■ Metin parçası ■

════════

Makaleler

Published on Eylül 25th, 2022

0

Dünya kadınları 3. Konferansına dair izlenimlerim | Gül Güzel


Dünya kadınlarının buluşması, anlaşması, dayanışması…Şikayetçi değil, çözüm geliştirici olmaları…

Alışılmışın dışında bir konferanstan izlenimlerimi kısaca anlatmaya çalışacağım. Beş yılda bir yapılan ve benim gibi ilk defa kuzey Afrika ülkesi Tunus’un başşehri Tunus’ta yapılan konferansa katılan yüzlerce kadın. Konferansa 42 ülkeden 450 katılımcı, 92 delege kadın katıldı. Daha önce yapılan Dünya Temel Kadınlar 1. Konferansı, 4-8 Mart 2011’de Venezuela’nın Caracas şehrinde yapılmış ve bu konferansların her 5 yılda bir yapılmasına karar verilmişti. İkinci konferans ise, 19.3. 2016’da Nepal/Katmandu’da  yapılmıştı.

BİZ KADINIZ, BİZ GÜÇLÜYÜZ! JİN JİYAN AZADİ! Biz kadınlar bütün sömürü savaşlarına HAYIR! diyoruz! sloganları, 42 ülkeden gelen,  Dünya Kadınları 3. konferansının  tek ses ile ifade ettikleri ortak sloganları oldu.

════════

■ Çıkarılan kayıtlar ■
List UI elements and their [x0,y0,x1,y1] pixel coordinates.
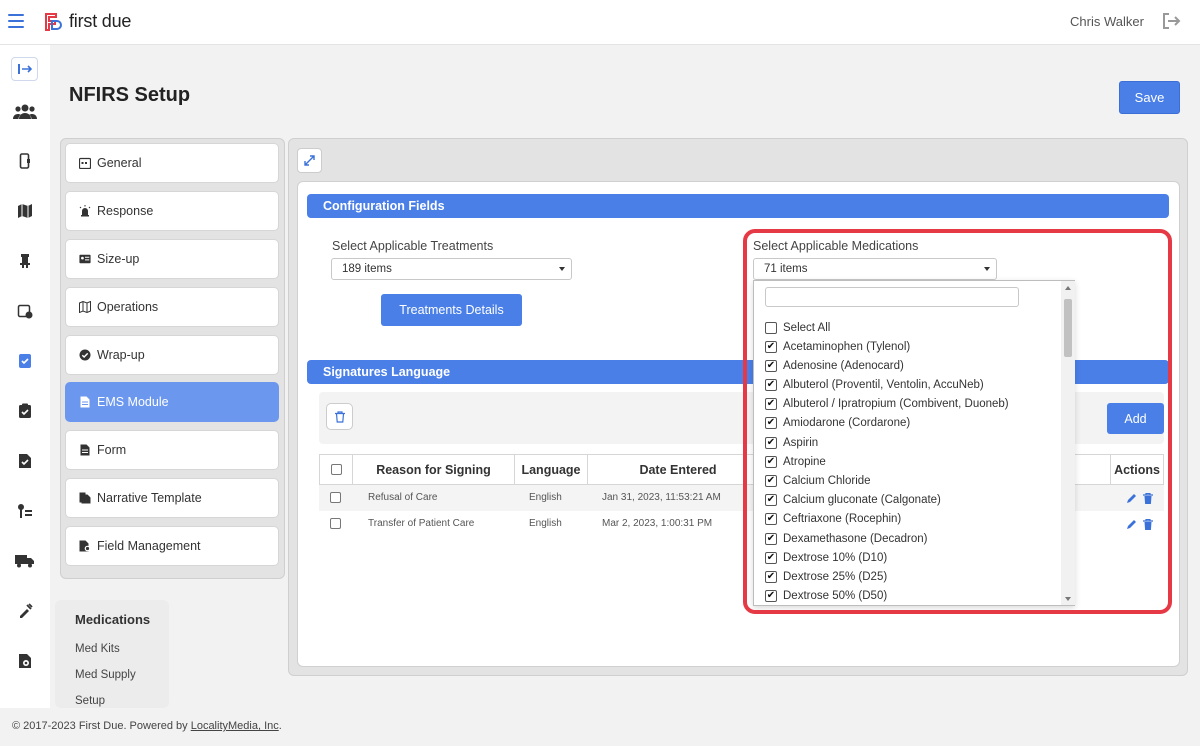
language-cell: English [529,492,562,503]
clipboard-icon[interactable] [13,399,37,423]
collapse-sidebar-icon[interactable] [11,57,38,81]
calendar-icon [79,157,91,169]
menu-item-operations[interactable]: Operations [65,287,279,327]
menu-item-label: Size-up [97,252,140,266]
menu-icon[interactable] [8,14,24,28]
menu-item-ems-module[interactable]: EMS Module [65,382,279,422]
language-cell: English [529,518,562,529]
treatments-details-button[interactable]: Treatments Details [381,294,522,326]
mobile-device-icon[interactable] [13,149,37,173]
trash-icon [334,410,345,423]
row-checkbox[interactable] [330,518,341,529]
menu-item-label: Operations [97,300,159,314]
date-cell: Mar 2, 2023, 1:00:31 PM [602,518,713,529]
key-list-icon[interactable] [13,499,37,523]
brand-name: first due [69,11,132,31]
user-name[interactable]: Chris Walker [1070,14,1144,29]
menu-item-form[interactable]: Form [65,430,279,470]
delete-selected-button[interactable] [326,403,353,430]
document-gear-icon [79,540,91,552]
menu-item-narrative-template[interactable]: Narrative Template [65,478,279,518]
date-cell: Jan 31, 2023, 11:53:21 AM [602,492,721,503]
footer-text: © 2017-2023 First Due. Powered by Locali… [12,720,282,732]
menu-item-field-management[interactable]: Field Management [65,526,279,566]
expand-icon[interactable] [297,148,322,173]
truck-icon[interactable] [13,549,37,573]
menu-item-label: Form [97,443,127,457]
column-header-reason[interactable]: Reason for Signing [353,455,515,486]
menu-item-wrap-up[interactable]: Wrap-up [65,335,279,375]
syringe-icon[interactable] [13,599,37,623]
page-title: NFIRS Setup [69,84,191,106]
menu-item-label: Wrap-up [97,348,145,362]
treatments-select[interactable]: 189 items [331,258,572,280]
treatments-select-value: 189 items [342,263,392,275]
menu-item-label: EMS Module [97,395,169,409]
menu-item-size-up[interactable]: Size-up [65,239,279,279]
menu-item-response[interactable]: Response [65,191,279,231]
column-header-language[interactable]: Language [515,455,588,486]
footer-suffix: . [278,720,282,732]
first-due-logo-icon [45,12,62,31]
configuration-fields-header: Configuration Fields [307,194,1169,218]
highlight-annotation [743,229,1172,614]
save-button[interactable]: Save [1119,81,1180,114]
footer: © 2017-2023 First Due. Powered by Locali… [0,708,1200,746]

════════

■ Yazılı talep ■
Dünya Kadınları 3. Konferansı izlenimlerini anlatan yazıyı son cümlesinden sonrasını yazarak sürdürün.

■ Göreve yanıt ■
Başta Kadın Hakları Savunucuları olmak üzere, 10 örgütün birlikte hazırladığı başlıklar altında, baskıcı sistemler, krizler, çevreyi koruma, beslenme krizleri, bölgesel ve dünya sağlık sorunları, mülteci sorunları, son on yılın savaşları, ülkeler arası kadın dayanışmasını güçlendirme başlıkları altında tartışmalar yürütülen bir konferans oldu.

Farklı ülkelerde yaşayan kadınlara yaşatılan şiddet ve emek sömürüsü, kadın özgürlüğüne dair eylem ve deneyimlerini paylaşmak için yapılan temel ana program ve atölye çalışmalarıyla zenginleştirme hedefli geçen programlar sonrasında yapılan yazılı öneriler konferansın sonuç bildirgesine işlendi.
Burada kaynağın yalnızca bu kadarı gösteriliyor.